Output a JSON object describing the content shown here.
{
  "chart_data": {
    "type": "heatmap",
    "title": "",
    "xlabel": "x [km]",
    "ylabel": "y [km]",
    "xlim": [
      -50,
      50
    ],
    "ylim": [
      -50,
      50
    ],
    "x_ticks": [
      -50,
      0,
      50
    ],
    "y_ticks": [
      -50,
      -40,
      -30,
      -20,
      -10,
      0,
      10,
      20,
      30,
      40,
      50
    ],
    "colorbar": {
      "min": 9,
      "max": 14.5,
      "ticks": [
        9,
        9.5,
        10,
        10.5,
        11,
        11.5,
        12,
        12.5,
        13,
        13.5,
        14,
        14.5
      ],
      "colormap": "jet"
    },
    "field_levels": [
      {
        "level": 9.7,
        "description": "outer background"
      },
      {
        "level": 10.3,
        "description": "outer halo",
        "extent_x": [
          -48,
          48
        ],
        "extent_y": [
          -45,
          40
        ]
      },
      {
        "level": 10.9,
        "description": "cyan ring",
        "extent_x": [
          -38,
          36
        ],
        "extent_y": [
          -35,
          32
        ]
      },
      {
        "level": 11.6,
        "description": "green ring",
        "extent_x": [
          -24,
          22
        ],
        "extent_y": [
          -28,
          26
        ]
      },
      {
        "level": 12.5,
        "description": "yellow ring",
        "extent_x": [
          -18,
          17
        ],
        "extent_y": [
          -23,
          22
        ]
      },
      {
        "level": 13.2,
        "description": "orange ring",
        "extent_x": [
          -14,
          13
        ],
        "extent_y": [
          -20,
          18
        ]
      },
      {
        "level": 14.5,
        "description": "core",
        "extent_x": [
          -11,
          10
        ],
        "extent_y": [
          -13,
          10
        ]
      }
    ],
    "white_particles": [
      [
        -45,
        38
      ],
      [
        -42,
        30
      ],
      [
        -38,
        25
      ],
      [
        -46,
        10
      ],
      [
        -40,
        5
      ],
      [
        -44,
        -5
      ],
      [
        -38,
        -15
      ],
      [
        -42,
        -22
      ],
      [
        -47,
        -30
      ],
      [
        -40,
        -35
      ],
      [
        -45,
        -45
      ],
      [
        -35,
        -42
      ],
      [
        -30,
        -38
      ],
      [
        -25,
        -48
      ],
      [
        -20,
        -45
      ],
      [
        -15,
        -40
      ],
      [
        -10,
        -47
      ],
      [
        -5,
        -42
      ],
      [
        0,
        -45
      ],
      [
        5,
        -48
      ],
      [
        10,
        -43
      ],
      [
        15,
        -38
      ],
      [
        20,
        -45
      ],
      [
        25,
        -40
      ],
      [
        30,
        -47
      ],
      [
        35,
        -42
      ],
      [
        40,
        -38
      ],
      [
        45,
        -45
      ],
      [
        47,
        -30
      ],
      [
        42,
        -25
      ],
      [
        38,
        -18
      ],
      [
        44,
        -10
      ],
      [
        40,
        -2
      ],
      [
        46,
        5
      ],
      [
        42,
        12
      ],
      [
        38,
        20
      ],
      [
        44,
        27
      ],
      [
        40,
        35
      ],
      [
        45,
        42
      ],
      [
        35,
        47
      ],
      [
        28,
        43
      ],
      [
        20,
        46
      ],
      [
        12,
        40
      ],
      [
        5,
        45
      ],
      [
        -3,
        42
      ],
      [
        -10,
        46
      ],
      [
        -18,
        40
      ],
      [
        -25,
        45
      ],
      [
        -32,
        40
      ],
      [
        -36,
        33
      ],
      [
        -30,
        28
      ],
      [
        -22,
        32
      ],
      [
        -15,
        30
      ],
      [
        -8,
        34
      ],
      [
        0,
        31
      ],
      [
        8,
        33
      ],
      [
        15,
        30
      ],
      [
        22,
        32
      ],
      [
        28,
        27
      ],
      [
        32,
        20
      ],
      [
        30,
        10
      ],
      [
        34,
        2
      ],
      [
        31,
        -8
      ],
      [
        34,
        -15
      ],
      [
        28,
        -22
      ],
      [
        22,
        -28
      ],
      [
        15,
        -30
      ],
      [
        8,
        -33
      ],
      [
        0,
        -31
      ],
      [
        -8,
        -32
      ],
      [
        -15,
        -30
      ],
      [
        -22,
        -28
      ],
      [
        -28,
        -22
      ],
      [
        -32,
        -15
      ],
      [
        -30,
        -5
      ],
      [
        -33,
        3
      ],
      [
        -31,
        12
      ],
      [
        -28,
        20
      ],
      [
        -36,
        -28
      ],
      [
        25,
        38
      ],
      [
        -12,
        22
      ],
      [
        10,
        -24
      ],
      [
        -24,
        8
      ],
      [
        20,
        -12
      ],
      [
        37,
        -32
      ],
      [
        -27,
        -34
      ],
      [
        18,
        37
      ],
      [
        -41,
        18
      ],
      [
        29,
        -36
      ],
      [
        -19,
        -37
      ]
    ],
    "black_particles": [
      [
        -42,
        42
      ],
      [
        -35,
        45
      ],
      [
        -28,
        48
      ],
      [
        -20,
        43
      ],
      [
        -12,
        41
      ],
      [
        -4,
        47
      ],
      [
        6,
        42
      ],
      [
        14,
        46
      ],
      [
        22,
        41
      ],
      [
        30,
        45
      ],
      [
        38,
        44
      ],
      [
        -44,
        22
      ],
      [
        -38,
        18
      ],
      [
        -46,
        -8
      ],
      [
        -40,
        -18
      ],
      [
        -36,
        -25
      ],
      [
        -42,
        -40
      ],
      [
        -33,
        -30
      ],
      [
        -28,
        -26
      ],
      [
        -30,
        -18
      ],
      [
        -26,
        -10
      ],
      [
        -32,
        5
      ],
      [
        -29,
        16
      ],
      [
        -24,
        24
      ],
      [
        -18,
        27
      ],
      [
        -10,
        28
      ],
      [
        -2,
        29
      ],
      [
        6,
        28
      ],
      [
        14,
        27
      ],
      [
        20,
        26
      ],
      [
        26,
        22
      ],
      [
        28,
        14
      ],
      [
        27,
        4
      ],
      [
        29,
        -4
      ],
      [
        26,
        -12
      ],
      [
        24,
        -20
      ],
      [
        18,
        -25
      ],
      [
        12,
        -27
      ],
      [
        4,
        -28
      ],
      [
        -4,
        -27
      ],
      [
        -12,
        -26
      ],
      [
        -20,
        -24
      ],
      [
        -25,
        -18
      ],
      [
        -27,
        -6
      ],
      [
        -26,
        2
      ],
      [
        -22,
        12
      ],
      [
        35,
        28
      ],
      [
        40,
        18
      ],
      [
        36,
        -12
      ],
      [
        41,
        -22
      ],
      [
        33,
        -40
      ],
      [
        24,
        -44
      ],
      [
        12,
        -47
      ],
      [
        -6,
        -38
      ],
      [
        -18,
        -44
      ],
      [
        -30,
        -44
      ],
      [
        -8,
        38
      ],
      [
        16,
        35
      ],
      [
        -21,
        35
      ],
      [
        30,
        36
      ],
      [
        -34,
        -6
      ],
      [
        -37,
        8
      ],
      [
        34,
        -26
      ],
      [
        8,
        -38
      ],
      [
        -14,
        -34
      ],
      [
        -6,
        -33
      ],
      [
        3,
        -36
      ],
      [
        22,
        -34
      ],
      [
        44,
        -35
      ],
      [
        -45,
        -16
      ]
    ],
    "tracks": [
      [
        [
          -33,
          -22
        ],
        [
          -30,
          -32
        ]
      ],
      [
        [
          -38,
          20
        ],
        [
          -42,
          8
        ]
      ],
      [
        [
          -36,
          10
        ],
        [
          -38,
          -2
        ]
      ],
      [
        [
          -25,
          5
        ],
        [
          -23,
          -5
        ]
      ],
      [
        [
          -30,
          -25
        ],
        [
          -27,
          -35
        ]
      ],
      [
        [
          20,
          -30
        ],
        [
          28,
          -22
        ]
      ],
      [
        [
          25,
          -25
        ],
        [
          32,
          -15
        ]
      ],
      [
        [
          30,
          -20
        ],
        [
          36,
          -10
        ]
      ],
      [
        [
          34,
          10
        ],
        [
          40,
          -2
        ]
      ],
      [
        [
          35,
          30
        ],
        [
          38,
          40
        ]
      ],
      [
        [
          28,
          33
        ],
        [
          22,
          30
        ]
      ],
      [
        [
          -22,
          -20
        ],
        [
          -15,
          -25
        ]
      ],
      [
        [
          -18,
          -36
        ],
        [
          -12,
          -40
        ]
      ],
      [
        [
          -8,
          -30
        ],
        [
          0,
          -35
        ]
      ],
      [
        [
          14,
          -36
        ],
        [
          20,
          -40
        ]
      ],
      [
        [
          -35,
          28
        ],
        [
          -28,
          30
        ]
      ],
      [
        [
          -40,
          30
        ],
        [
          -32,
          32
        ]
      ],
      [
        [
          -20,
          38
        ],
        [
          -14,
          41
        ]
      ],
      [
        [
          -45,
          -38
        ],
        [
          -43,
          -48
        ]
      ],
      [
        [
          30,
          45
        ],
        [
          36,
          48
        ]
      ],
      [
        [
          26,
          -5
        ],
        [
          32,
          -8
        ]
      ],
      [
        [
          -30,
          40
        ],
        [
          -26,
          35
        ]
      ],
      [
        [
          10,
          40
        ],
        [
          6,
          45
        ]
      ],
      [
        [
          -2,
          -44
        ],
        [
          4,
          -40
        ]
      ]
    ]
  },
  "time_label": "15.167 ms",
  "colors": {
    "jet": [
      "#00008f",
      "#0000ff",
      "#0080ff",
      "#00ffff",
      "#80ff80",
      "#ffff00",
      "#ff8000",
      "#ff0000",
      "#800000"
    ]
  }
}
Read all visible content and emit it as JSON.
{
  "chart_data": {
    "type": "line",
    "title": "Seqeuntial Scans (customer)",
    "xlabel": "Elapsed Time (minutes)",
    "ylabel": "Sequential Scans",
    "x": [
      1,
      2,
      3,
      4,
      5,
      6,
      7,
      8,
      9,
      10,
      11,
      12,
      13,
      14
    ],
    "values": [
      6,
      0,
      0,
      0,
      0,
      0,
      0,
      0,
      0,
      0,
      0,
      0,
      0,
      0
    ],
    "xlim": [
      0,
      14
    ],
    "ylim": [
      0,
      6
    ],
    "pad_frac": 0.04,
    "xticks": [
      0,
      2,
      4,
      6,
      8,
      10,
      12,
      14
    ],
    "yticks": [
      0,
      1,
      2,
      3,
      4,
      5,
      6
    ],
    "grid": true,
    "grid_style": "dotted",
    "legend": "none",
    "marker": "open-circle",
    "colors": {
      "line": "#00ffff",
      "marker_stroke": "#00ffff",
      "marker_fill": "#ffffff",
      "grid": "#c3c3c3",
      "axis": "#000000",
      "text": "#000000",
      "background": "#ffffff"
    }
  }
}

────────────────────────────────────────

§ INSTRUCTION
Search the lines for the word "JSON" and report how many contain it, by number only.

§ EXERCISE ANSWER
2